_EXERCISE GOAL_
Below you will find a set of lines. Repeat them all exactly.

_DATA EXCERPTS_
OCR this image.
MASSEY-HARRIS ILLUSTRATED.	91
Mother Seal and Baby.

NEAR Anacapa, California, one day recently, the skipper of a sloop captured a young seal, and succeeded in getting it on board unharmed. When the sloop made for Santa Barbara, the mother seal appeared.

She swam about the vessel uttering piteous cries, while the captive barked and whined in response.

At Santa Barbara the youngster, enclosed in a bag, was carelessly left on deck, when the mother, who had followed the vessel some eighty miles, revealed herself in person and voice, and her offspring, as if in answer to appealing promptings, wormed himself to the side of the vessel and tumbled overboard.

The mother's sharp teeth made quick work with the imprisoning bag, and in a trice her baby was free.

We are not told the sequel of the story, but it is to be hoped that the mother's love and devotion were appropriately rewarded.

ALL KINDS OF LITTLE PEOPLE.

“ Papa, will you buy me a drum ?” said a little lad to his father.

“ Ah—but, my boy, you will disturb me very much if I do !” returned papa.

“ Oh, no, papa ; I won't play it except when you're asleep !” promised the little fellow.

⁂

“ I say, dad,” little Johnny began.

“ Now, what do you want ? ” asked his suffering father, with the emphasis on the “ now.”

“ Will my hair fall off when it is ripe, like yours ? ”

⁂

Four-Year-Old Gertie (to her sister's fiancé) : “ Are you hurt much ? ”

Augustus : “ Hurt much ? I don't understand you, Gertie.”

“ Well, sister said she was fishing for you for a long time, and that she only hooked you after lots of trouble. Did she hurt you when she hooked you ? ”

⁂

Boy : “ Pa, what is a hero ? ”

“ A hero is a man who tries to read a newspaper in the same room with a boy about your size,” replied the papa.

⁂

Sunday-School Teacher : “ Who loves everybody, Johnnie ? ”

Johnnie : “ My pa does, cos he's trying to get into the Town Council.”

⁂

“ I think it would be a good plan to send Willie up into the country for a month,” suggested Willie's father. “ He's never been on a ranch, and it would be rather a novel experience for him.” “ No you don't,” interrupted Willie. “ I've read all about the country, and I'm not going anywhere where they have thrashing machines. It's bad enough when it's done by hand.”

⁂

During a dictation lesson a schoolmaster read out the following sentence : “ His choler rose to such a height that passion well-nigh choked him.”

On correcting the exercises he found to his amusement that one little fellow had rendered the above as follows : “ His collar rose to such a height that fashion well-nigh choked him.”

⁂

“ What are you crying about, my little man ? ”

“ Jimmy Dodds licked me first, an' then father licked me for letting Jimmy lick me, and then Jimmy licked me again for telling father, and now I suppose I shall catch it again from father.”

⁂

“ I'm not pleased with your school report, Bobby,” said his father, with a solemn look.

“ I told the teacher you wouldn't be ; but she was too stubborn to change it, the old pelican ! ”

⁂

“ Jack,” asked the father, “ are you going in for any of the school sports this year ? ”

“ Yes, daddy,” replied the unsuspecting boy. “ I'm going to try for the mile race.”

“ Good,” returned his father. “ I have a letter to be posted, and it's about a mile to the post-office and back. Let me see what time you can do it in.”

_ANSWER FOR THE TASK_
OCR this image.
MASSEY-HARRIS ILLUSTRATED.	91
Mother Seal and Baby.

NEAR Anacapa, California, one day recently, the skipper of a sloop captured a young seal, and succeeded in getting it on board unharmed. When the sloop made for Santa Barbara, the mother seal appeared.

She swam about the vessel uttering piteous cries, while the captive barked and whined in response.

At Santa Barbara the youngster, enclosed in a bag, was carelessly left on deck, when the mother, who had followed the vessel some eighty miles, revealed herself in person and voice, and her offspring, as if in answer to appealing promptings, wormed himself to the side of the vessel and tumbled overboard.

The mother's sharp teeth made quick work with the imprisoning bag, and in a trice her baby was free.

We are not told the sequel of the story, but it is to be hoped that the mother's love and devotion were appropriately rewarded.

ALL KINDS OF LITTLE PEOPLE.

“ Papa, will you buy me a drum ?” said a little lad to his father.

“ Ah—but, my boy, you will disturb me very much if I do !” returned papa.

“ Oh, no, papa ; I won't play it except when you're asleep !” promised the little fellow.

⁂

“ I say, dad,” little Johnny began.

“ Now, what do you want ? ” asked his suffering father, with the emphasis on the “ now.”

“ Will my hair fall off when it is ripe, like yours ? ”

⁂

Four-Year-Old Gertie (to her sister's fiancé) : “ Are you hurt much ? ”

Augustus : “ Hurt much ? I don't understand you, Gertie.”

“ Well, sister said she was fishing for you for a long time, and that she only hooked you after lots of trouble. Did she hurt you when she hooked you ? ”

⁂

Boy : “ Pa, what is a hero ? ”

“ A hero is a man who tries to read a newspaper in the same room with a boy about your size,” replied the papa.

⁂

Sunday-School Teacher : “ Who loves everybody, Johnnie ? ”

Johnnie : “ My pa does, cos he's trying to get into the Town Council.”

⁂

“ I think it would be a good plan to send Willie up into the country for a month,” suggested Willie's father. “ He's never been on a ranch, and it would be rather a novel experience for him.” “ No you don't,” interrupted Willie. “ I've read all about the country, and I'm not going anywhere where they have thrashing machines. It's bad enough when it's done by hand.”

⁂

During a dictation lesson a schoolmaster read out the following sentence : “ His choler rose to such a height that passion well-nigh choked him.”

On correcting the exercises he found to his amusement that one little fellow had rendered the above as follows : “ His collar rose to such a height that fashion well-nigh choked him.”

⁂

“ What are you crying about, my little man ? ”

“ Jimmy Dodds licked me first, an' then father licked me for letting Jimmy lick me, and then Jimmy licked me again for telling father, and now I suppose I shall catch it again from father.”

⁂

“ I'm not pleased with your school report, Bobby,” said his father, with a solemn look.

“ I told the teacher you wouldn't be ; but she was too stubborn to change it, the old pelican ! ”

⁂

“ Jack,” asked the father, “ are you going in for any of the school sports this year ? ”

“ Yes, daddy,” replied the unsuspecting boy. “ I'm going to try for the mile race.”

“ Good,” returned his father. “ I have a letter to be posted, and it's about a mile to the post-office and back. Let me see what time you can do it in.”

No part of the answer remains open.